Record set:
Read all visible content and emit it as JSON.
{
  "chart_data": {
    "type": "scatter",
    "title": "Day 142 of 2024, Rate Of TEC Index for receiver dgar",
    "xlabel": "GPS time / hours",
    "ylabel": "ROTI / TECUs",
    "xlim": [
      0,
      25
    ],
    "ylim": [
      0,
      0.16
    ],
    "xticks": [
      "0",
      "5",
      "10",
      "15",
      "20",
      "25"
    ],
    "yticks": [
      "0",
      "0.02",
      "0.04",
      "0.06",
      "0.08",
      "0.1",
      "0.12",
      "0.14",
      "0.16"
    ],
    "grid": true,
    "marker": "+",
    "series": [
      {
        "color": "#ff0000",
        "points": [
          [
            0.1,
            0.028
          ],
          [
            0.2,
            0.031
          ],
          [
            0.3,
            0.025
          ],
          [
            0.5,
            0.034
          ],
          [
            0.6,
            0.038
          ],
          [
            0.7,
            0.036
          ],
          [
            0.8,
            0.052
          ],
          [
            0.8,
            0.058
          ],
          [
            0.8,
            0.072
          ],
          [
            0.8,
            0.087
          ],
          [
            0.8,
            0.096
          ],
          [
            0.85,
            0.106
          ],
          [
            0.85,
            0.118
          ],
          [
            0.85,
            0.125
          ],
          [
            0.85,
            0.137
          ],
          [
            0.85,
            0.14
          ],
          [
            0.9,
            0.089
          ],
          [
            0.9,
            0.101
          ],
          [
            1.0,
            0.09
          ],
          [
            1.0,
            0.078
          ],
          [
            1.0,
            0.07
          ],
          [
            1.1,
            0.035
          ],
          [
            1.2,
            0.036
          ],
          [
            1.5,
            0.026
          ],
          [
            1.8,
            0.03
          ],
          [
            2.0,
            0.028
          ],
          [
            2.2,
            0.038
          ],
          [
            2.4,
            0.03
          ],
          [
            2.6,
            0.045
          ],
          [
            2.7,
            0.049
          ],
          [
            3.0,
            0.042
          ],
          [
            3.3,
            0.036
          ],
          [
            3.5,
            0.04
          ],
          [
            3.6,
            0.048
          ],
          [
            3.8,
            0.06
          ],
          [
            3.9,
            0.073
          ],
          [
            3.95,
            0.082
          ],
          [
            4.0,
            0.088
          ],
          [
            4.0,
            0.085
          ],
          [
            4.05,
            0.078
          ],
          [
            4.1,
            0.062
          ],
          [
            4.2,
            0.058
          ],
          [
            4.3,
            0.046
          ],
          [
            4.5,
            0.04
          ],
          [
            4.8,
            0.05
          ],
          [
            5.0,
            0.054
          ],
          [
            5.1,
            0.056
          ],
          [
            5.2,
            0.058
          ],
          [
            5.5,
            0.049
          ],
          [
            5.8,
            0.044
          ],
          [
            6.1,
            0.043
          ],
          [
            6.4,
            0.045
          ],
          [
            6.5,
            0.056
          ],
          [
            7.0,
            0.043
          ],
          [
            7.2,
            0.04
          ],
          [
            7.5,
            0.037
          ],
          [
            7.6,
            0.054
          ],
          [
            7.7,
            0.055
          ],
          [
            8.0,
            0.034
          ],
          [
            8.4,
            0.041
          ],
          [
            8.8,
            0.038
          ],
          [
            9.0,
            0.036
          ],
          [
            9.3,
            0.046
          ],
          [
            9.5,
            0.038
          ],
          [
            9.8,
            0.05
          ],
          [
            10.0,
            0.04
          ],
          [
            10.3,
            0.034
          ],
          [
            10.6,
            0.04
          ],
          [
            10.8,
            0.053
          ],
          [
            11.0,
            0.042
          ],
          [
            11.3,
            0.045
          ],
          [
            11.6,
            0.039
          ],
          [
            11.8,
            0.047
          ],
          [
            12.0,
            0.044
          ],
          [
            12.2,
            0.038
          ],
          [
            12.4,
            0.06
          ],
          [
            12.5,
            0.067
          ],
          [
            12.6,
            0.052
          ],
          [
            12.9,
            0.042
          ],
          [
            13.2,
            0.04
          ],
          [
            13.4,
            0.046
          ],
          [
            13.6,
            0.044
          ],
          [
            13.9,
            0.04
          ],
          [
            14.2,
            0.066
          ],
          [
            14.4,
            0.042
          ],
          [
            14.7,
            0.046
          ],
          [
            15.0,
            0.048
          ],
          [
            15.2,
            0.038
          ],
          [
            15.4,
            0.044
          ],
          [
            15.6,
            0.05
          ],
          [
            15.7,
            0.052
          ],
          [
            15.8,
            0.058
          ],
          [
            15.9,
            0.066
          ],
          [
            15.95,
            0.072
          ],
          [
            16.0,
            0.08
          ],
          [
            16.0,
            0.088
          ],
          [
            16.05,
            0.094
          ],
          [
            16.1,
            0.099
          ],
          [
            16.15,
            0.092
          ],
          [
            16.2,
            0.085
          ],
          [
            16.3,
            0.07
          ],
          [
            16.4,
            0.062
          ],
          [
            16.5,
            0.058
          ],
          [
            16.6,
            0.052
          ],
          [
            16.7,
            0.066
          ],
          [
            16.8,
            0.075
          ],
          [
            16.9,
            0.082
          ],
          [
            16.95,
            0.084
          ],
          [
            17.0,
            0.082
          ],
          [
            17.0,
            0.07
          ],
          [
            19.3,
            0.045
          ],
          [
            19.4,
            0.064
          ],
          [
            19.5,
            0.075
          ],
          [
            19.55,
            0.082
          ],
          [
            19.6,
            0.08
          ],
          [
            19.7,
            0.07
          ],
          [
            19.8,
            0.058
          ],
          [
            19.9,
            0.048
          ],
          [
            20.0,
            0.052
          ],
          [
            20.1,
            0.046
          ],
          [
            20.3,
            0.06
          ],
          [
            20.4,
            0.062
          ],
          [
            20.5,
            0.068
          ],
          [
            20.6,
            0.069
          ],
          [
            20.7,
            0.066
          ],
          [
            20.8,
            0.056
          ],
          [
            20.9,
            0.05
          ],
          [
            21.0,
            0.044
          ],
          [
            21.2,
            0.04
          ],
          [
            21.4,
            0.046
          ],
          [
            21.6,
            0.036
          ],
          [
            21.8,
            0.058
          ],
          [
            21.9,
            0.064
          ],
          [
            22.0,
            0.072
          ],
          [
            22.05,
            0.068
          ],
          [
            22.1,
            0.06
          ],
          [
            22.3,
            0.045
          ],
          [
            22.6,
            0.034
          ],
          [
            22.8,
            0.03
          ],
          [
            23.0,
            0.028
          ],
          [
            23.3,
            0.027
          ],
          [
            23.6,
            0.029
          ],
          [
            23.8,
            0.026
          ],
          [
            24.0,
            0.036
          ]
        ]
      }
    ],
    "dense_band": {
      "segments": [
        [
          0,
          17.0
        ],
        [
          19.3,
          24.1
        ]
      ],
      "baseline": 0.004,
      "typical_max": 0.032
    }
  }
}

Goal:
Return all of the entries word for word.

Completed task:
Read all visible content and emit it as JSON.
{
  "chart_data": {
    "type": "scatter",
    "title": "Day 142 of 2024, Rate Of TEC Index for receiver dgar",
    "xlabel": "GPS time / hours",
    "ylabel": "ROTI / TECUs",
    "xlim": [
      0,
      25
    ],
    "ylim": [
      0,
      0.16
    ],
    "xticks": [
      "0",
      "5",
      "10",
      "15",
      "20",
      "25"
    ],
    "yticks": [
      "0",
      "0.02",
      "0.04",
      "0.06",
      "0.08",
      "0.1",
      "0.12",
      "0.14",
      "0.16"
    ],
    "grid": true,
    "marker": "+",
    "series": [
      {
        "color": "#ff0000",
        "points": [
          [
            0.1,
            0.028
          ],
          [
            0.2,
            0.031
          ],
          [
            0.3,
            0.025
          ],
          [
            0.5,
            0.034
          ],
          [
            0.6,
            0.038
          ],
          [
            0.7,
            0.036
          ],
          [
            0.8,
            0.052
          ],
          [
            0.8,
            0.058
          ],
          [
            0.8,
            0.072
          ],
          [
            0.8,
            0.087
          ],
          [
            0.8,
            0.096
          ],
          [
            0.85,
            0.106
          ],
          [
            0.85,
            0.118
          ],
          [
            0.85,
            0.125
          ],
          [
            0.85,
            0.137
          ],
          [
            0.85,
            0.14
          ],
          [
            0.9,
            0.089
          ],
          [
            0.9,
            0.101
          ],
          [
            1.0,
            0.09
          ],
          [
            1.0,
            0.078
          ],
          [
            1.0,
            0.07
          ],
          [
            1.1,
            0.035
          ],
          [
            1.2,
            0.036
          ],
          [
            1.5,
            0.026
          ],
          [
            1.8,
            0.03
          ],
          [
            2.0,
            0.028
          ],
          [
            2.2,
            0.038
          ],
          [
            2.4,
            0.03
          ],
          [
            2.6,
            0.045
          ],
          [
            2.7,
            0.049
          ],
          [
            3.0,
            0.042
          ],
          [
            3.3,
            0.036
          ],
          [
            3.5,
            0.04
          ],
          [
            3.6,
            0.048
          ],
          [
            3.8,
            0.06
          ],
          [
            3.9,
            0.073
          ],
          [
            3.95,
            0.082
          ],
          [
            4.0,
            0.088
          ],
          [
            4.0,
            0.085
          ],
          [
            4.05,
            0.078
          ],
          [
            4.1,
            0.062
          ],
          [
            4.2,
            0.058
          ],
          [
            4.3,
            0.046
          ],
          [
            4.5,
            0.04
          ],
          [
            4.8,
            0.05
          ],
          [
            5.0,
            0.054
          ],
          [
            5.1,
            0.056
          ],
          [
            5.2,
            0.058
          ],
          [
            5.5,
            0.049
          ],
          [
            5.8,
            0.044
          ],
          [
            6.1,
            0.043
          ],
          [
            6.4,
            0.045
          ],
          [
            6.5,
            0.056
          ],
          [
            7.0,
            0.043
          ],
          [
            7.2,
            0.04
          ],
          [
            7.5,
            0.037
          ],
          [
            7.6,
            0.054
          ],
          [
            7.7,
            0.055
          ],
          [
            8.0,
            0.034
          ],
          [
            8.4,
            0.041
          ],
          [
            8.8,
            0.038
          ],
          [
            9.0,
            0.036
          ],
          [
            9.3,
            0.046
          ],
          [
            9.5,
            0.038
          ],
          [
            9.8,
            0.05
          ],
          [
            10.0,
            0.04
          ],
          [
            10.3,
            0.034
          ],
          [
            10.6,
            0.04
          ],
          [
            10.8,
            0.053
          ],
          [
            11.0,
            0.042
          ],
          [
            11.3,
            0.045
          ],
          [
            11.6,
            0.039
          ],
          [
            11.8,
            0.047
          ],
          [
            12.0,
            0.044
          ],
          [
            12.2,
            0.038
          ],
          [
            12.4,
            0.06
          ],
          [
            12.5,
            0.067
          ],
          [
            12.6,
            0.052
          ],
          [
            12.9,
            0.042
          ],
          [
            13.2,
            0.04
          ],
          [
            13.4,
            0.046
          ],
          [
            13.6,
            0.044
          ],
          [
            13.9,
            0.04
          ],
          [
            14.2,
            0.066
          ],
          [
            14.4,
            0.042
          ],
          [
            14.7,
            0.046
          ],
          [
            15.0,
            0.048
          ],
          [
            15.2,
            0.038
          ],
          [
            15.4,
            0.044
          ],
          [
            15.6,
            0.05
          ],
          [
            15.7,
            0.052
          ],
          [
            15.8,
            0.058
          ],
          [
            15.9,
            0.066
          ],
          [
            15.95,
            0.072
          ],
          [
            16.0,
            0.08
          ],
          [
            16.0,
            0.088
          ],
          [
            16.05,
            0.094
          ],
          [
            16.1,
            0.099
          ],
          [
            16.15,
            0.092
          ],
          [
            16.2,
            0.085
          ],
          [
            16.3,
            0.07
          ],
          [
            16.4,
            0.062
          ],
          [
            16.5,
            0.058
          ],
          [
            16.6,
            0.052
          ],
          [
            16.7,
            0.066
          ],
          [
            16.8,
            0.075
          ],
          [
            16.9,
            0.082
          ],
          [
            16.95,
            0.084
          ],
          [
            17.0,
            0.082
          ],
          [
            17.0,
            0.07
          ],
          [
            19.3,
            0.045
          ],
          [
            19.4,
            0.064
          ],
          [
            19.5,
            0.075
          ],
          [
            19.55,
            0.082
          ],
          [
            19.6,
            0.08
          ],
          [
            19.7,
            0.07
          ],
          [
            19.8,
            0.058
          ],
          [
            19.9,
            0.048
          ],
          [
            20.0,
            0.052
          ],
          [
            20.1,
            0.046
          ],
          [
            20.3,
            0.06
          ],
          [
            20.4,
            0.062
          ],
          [
            20.5,
            0.068
          ],
          [
            20.6,
            0.069
          ],
          [
            20.7,
            0.066
          ],
          [
            20.8,
            0.056
          ],
          [
            20.9,
            0.05
          ],
          [
            21.0,
            0.044
          ],
          [
            21.2,
            0.04
          ],
          [
            21.4,
            0.046
          ],
          [
            21.6,
            0.036
          ],
          [
            21.8,
            0.058
          ],
          [
            21.9,
            0.064
          ],
          [
            22.0,
            0.072
          ],
          [
            22.05,
            0.068
          ],
          [
            22.1,
            0.06
          ],
          [
            22.3,
            0.045
          ],
          [
            22.6,
            0.034
          ],
          [
            22.8,
            0.03
          ],
          [
            23.0,
            0.028
          ],
          [
            23.3,
            0.027
          ],
          [
            23.6,
            0.029
          ],
          [
            23.8,
            0.026
          ],
          [
            24.0,
            0.036
          ]
        ]
      }
    ],
    "dense_band": {
      "segments": [
        [
          0,
          17.0
        ],
        [
          19.3,
          24.1
        ]
      ],
      "baseline": 0.004,
      "typical_max": 0.032
    }
  }
}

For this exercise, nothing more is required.